__Source records__
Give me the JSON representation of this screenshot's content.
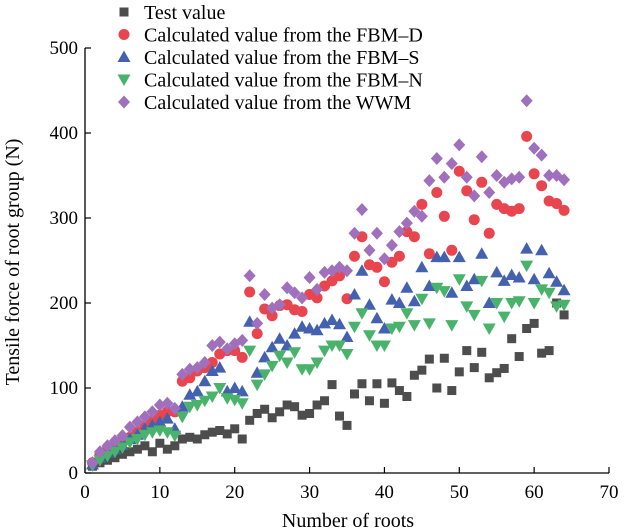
{
  "chart_data": {
    "type": "scatter",
    "xlabel": "Number of roots",
    "ylabel": "Tensile force of root group (N)",
    "xlim": [
      0,
      70
    ],
    "ylim": [
      0,
      500
    ],
    "xticks": [
      0,
      10,
      20,
      30,
      40,
      50,
      60,
      70
    ],
    "yticks": [
      0,
      100,
      200,
      300,
      400,
      500
    ],
    "grid": false,
    "legend_position": "top-left",
    "series": [
      {
        "name": "Test value",
        "marker": "square",
        "color": "#4d4d4d",
        "x": [
          1,
          2,
          3,
          4,
          5,
          6,
          7,
          8,
          9,
          10,
          11,
          12,
          13,
          14,
          15,
          16,
          17,
          18,
          19,
          20,
          21,
          22,
          23,
          24,
          25,
          26,
          27,
          28,
          29,
          30,
          31,
          32,
          33,
          34,
          35,
          36,
          37,
          38,
          39,
          40,
          41,
          42,
          43,
          44,
          45,
          46,
          47,
          48,
          49,
          50,
          51,
          52,
          53,
          54,
          55,
          56,
          57,
          58,
          59,
          60,
          61,
          62,
          63,
          64
        ],
        "y": [
          8,
          12,
          15,
          18,
          22,
          25,
          28,
          32,
          25,
          35,
          28,
          32,
          40,
          42,
          40,
          45,
          48,
          50,
          46,
          52,
          40,
          62,
          70,
          75,
          65,
          72,
          80,
          78,
          68,
          70,
          80,
          85,
          104,
          67,
          56,
          93,
          105,
          85,
          105,
          82,
          106,
          97,
          90,
          115,
          121,
          134,
          100,
          135,
          97,
          119,
          144,
          124,
          142,
          112,
          118,
          123,
          158,
          137,
          170,
          176,
          141,
          144,
          200,
          186
        ]
      },
      {
        "name": "Calculated value from the FBM–D",
        "marker": "circle",
        "color": "#e8454f",
        "x": [
          1,
          2,
          3,
          4,
          5,
          6,
          7,
          8,
          9,
          10,
          11,
          12,
          13,
          14,
          15,
          16,
          17,
          18,
          19,
          20,
          21,
          22,
          23,
          24,
          25,
          26,
          27,
          28,
          29,
          30,
          31,
          32,
          33,
          34,
          35,
          36,
          37,
          38,
          39,
          40,
          41,
          42,
          43,
          44,
          45,
          46,
          47,
          48,
          49,
          50,
          51,
          52,
          53,
          54,
          55,
          56,
          57,
          58,
          59,
          60,
          61,
          62,
          63,
          64
        ],
        "y": [
          12,
          22,
          28,
          32,
          38,
          42,
          48,
          55,
          62,
          68,
          72,
          72,
          108,
          112,
          120,
          124,
          130,
          140,
          144,
          144,
          136,
          213,
          164,
          193,
          185,
          197,
          198,
          192,
          190,
          210,
          206,
          220,
          226,
          232,
          205,
          255,
          278,
          245,
          242,
          225,
          248,
          255,
          284,
          278,
          316,
          258,
          330,
          302,
          262,
          355,
          332,
          298,
          342,
          282,
          316,
          311,
          308,
          311,
          396,
          352,
          338,
          320,
          317,
          309
        ]
      },
      {
        "name": "Calculated value from the FBM–S",
        "marker": "triangle-up",
        "color": "#4461b0",
        "x": [
          1,
          2,
          3,
          4,
          5,
          6,
          7,
          8,
          9,
          10,
          11,
          12,
          13,
          14,
          15,
          16,
          17,
          18,
          19,
          20,
          21,
          22,
          23,
          24,
          25,
          26,
          27,
          28,
          29,
          30,
          31,
          32,
          33,
          34,
          35,
          36,
          37,
          38,
          39,
          40,
          41,
          42,
          43,
          44,
          45,
          46,
          47,
          48,
          49,
          50,
          51,
          52,
          53,
          54,
          55,
          56,
          57,
          58,
          59,
          60,
          61,
          62,
          63,
          64
        ],
        "y": [
          10,
          18,
          24,
          28,
          33,
          40,
          45,
          52,
          56,
          60,
          64,
          52,
          78,
          92,
          96,
          108,
          120,
          124,
          96,
          100,
          96,
          178,
          118,
          136,
          148,
          158,
          150,
          164,
          172,
          170,
          168,
          176,
          180,
          175,
          160,
          210,
          238,
          198,
          182,
          170,
          204,
          200,
          218,
          202,
          242,
          220,
          254,
          254,
          212,
          254,
          220,
          228,
          258,
          200,
          236,
          226,
          233,
          230,
          264,
          228,
          262,
          235,
          225,
          215
        ]
      },
      {
        "name": "Calculated value from the FBM–N",
        "marker": "triangle-down",
        "color": "#49b26b",
        "x": [
          1,
          2,
          3,
          4,
          5,
          6,
          7,
          8,
          9,
          10,
          11,
          12,
          13,
          14,
          15,
          16,
          17,
          18,
          19,
          20,
          21,
          22,
          23,
          24,
          25,
          26,
          27,
          28,
          29,
          30,
          31,
          32,
          33,
          34,
          35,
          36,
          37,
          38,
          39,
          40,
          41,
          42,
          43,
          44,
          45,
          46,
          47,
          48,
          49,
          50,
          51,
          52,
          53,
          54,
          55,
          56,
          57,
          58,
          59,
          60,
          61,
          62,
          63,
          64
        ],
        "y": [
          9,
          15,
          20,
          25,
          30,
          36,
          40,
          45,
          48,
          50,
          48,
          44,
          66,
          78,
          80,
          85,
          90,
          100,
          88,
          86,
          82,
          144,
          104,
          116,
          126,
          138,
          130,
          142,
          122,
          122,
          130,
          144,
          150,
          150,
          140,
          172,
          188,
          162,
          150,
          150,
          170,
          172,
          188,
          174,
          205,
          176,
          218,
          214,
          174,
          228,
          196,
          186,
          226,
          170,
          200,
          184,
          200,
          202,
          244,
          200,
          216,
          212,
          196,
          198
        ]
      },
      {
        "name": "Calculated value from the WWM",
        "marker": "diamond",
        "color": "#a070bc",
        "x": [
          1,
          2,
          3,
          4,
          5,
          6,
          7,
          8,
          9,
          10,
          11,
          12,
          13,
          14,
          15,
          16,
          17,
          18,
          19,
          20,
          21,
          22,
          23,
          24,
          25,
          26,
          27,
          28,
          29,
          30,
          31,
          32,
          33,
          34,
          35,
          36,
          37,
          38,
          39,
          40,
          41,
          42,
          43,
          44,
          45,
          46,
          47,
          48,
          49,
          50,
          51,
          52,
          53,
          54,
          55,
          56,
          57,
          58,
          59,
          60,
          61,
          62,
          63,
          64
        ],
        "y": [
          12,
          25,
          32,
          38,
          44,
          54,
          60,
          66,
          72,
          80,
          82,
          76,
          116,
          122,
          124,
          130,
          150,
          154,
          146,
          152,
          156,
          232,
          176,
          210,
          194,
          198,
          218,
          212,
          206,
          230,
          216,
          236,
          238,
          242,
          238,
          282,
          310,
          262,
          282,
          252,
          268,
          284,
          294,
          308,
          302,
          344,
          370,
          348,
          364,
          386,
          348,
          326,
          372,
          330,
          350,
          342,
          346,
          348,
          438,
          382,
          374,
          350,
          350,
          345
        ]
      }
    ]
  }
}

__To be done__
Reproduce the records above exactly, leaving out every picture they contain.

__Answer to this task__
Give me the JSON representation of this screenshot's content.
{
  "chart_data": {
    "type": "scatter",
    "xlabel": "Number of roots",
    "ylabel": "Tensile force of root group (N)",
    "xlim": [
      0,
      70
    ],
    "ylim": [
      0,
      500
    ],
    "xticks": [
      0,
      10,
      20,
      30,
      40,
      50,
      60,
      70
    ],
    "yticks": [
      0,
      100,
      200,
      300,
      400,
      500
    ],
    "grid": false,
    "legend_position": "top-left",
    "series": [
      {
        "name": "Test value",
        "marker": "square",
        "color": "#4d4d4d",
        "x": [
          1,
          2,
          3,
          4,
          5,
          6,
          7,
          8,
          9,
          10,
          11,
          12,
          13,
          14,
          15,
          16,
          17,
          18,
          19,
          20,
          21,
          22,
          23,
          24,
          25,
          26,
          27,
          28,
          29,
          30,
          31,
          32,
          33,
          34,
          35,
          36,
          37,
          38,
          39,
          40,
          41,
          42,
          43,
          44,
          45,
          46,
          47,
          48,
          49,
          50,
          51,
          52,
          53,
          54,
          55,
          56,
          57,
          58,
          59,
          60,
          61,
          62,
          63,
          64
        ],
        "y": [
          8,
          12,
          15,
          18,
          22,
          25,
          28,
          32,
          25,
          35,
          28,
          32,
          40,
          42,
          40,
          45,
          48,
          50,
          46,
          52,
          40,
          62,
          70,
          75,
          65,
          72,
          80,
          78,
          68,
          70,
          80,
          85,
          104,
          67,
          56,
          93,
          105,
          85,
          105,
          82,
          106,
          97,
          90,
          115,
          121,
          134,
          100,
          135,
          97,
          119,
          144,
          124,
          142,
          112,
          118,
          123,
          158,
          137,
          170,
          176,
          141,
          144,
          200,
          186
        ]
      },
      {
        "name": "Calculated value from the FBM–D",
        "marker": "circle",
        "color": "#e8454f",
        "x": [
          1,
          2,
          3,
          4,
          5,
          6,
          7,
          8,
          9,
          10,
          11,
          12,
          13,
          14,
          15,
          16,
          17,
          18,
          19,
          20,
          21,
          22,
          23,
          24,
          25,
          26,
          27,
          28,
          29,
          30,
          31,
          32,
          33,
          34,
          35,
          36,
          37,
          38,
          39,
          40,
          41,
          42,
          43,
          44,
          45,
          46,
          47,
          48,
          49,
          50,
          51,
          52,
          53,
          54,
          55,
          56,
          57,
          58,
          59,
          60,
          61,
          62,
          63,
          64
        ],
        "y": [
          12,
          22,
          28,
          32,
          38,
          42,
          48,
          55,
          62,
          68,
          72,
          72,
          108,
          112,
          120,
          124,
          130,
          140,
          144,
          144,
          136,
          213,
          164,
          193,
          185,
          197,
          198,
          192,
          190,
          210,
          206,
          220,
          226,
          232,
          205,
          255,
          278,
          245,
          242,
          225,
          248,
          255,
          284,
          278,
          316,
          258,
          330,
          302,
          262,
          355,
          332,
          298,
          342,
          282,
          316,
          311,
          308,
          311,
          396,
          352,
          338,
          320,
          317,
          309
        ]
      },
      {
        "name": "Calculated value from the FBM–S",
        "marker": "triangle-up",
        "color": "#4461b0",
        "x": [
          1,
          2,
          3,
          4,
          5,
          6,
          7,
          8,
          9,
          10,
          11,
          12,
          13,
          14,
          15,
          16,
          17,
          18,
          19,
          20,
          21,
          22,
          23,
          24,
          25,
          26,
          27,
          28,
          29,
          30,
          31,
          32,
          33,
          34,
          35,
          36,
          37,
          38,
          39,
          40,
          41,
          42,
          43,
          44,
          45,
          46,
          47,
          48,
          49,
          50,
          51,
          52,
          53,
          54,
          55,
          56,
          57,
          58,
          59,
          60,
          61,
          62,
          63,
          64
        ],
        "y": [
          10,
          18,
          24,
          28,
          33,
          40,
          45,
          52,
          56,
          60,
          64,
          52,
          78,
          92,
          96,
          108,
          120,
          124,
          96,
          100,
          96,
          178,
          118,
          136,
          148,
          158,
          150,
          164,
          172,
          170,
          168,
          176,
          180,
          175,
          160,
          210,
          238,
          198,
          182,
          170,
          204,
          200,
          218,
          202,
          242,
          220,
          254,
          254,
          212,
          254,
          220,
          228,
          258,
          200,
          236,
          226,
          233,
          230,
          264,
          228,
          262,
          235,
          225,
          215
        ]
      },
      {
        "name": "Calculated value from the FBM–N",
        "marker": "triangle-down",
        "color": "#49b26b",
        "x": [
          1,
          2,
          3,
          4,
          5,
          6,
          7,
          8,
          9,
          10,
          11,
          12,
          13,
          14,
          15,
          16,
          17,
          18,
          19,
          20,
          21,
          22,
          23,
          24,
          25,
          26,
          27,
          28,
          29,
          30,
          31,
          32,
          33,
          34,
          35,
          36,
          37,
          38,
          39,
          40,
          41,
          42,
          43,
          44,
          45,
          46,
          47,
          48,
          49,
          50,
          51,
          52,
          53,
          54,
          55,
          56,
          57,
          58,
          59,
          60,
          61,
          62,
          63,
          64
        ],
        "y": [
          9,
          15,
          20,
          25,
          30,
          36,
          40,
          45,
          48,
          50,
          48,
          44,
          66,
          78,
          80,
          85,
          90,
          100,
          88,
          86,
          82,
          144,
          104,
          116,
          126,
          138,
          130,
          142,
          122,
          122,
          130,
          144,
          150,
          150,
          140,
          172,
          188,
          162,
          150,
          150,
          170,
          172,
          188,
          174,
          205,
          176,
          218,
          214,
          174,
          228,
          196,
          186,
          226,
          170,
          200,
          184,
          200,
          202,
          244,
          200,
          216,
          212,
          196,
          198
        ]
      },
      {
        "name": "Calculated value from the WWM",
        "marker": "diamond",
        "color": "#a070bc",
        "x": [
          1,
          2,
          3,
          4,
          5,
          6,
          7,
          8,
          9,
          10,
          11,
          12,
          13,
          14,
          15,
          16,
          17,
          18,
          19,
          20,
          21,
          22,
          23,
          24,
          25,
          26,
          27,
          28,
          29,
          30,
          31,
          32,
          33,
          34,
          35,
          36,
          37,
          38,
          39,
          40,
          41,
          42,
          43,
          44,
          45,
          46,
          47,
          48,
          49,
          50,
          51,
          52,
          53,
          54,
          55,
          56,
          57,
          58,
          59,
          60,
          61,
          62,
          63,
          64
        ],
        "y": [
          12,
          25,
          32,
          38,
          44,
          54,
          60,
          66,
          72,
          80,
          82,
          76,
          116,
          122,
          124,
          130,
          150,
          154,
          146,
          152,
          156,
          232,
          176,
          210,
          194,
          198,
          218,
          212,
          206,
          230,
          216,
          236,
          238,
          242,
          238,
          282,
          310,
          262,
          282,
          252,
          268,
          284,
          294,
          308,
          302,
          344,
          370,
          348,
          364,
          386,
          348,
          326,
          372,
          330,
          350,
          342,
          346,
          348,
          438,
          382,
          374,
          350,
          350,
          345
        ]
      }
    ]
  }
}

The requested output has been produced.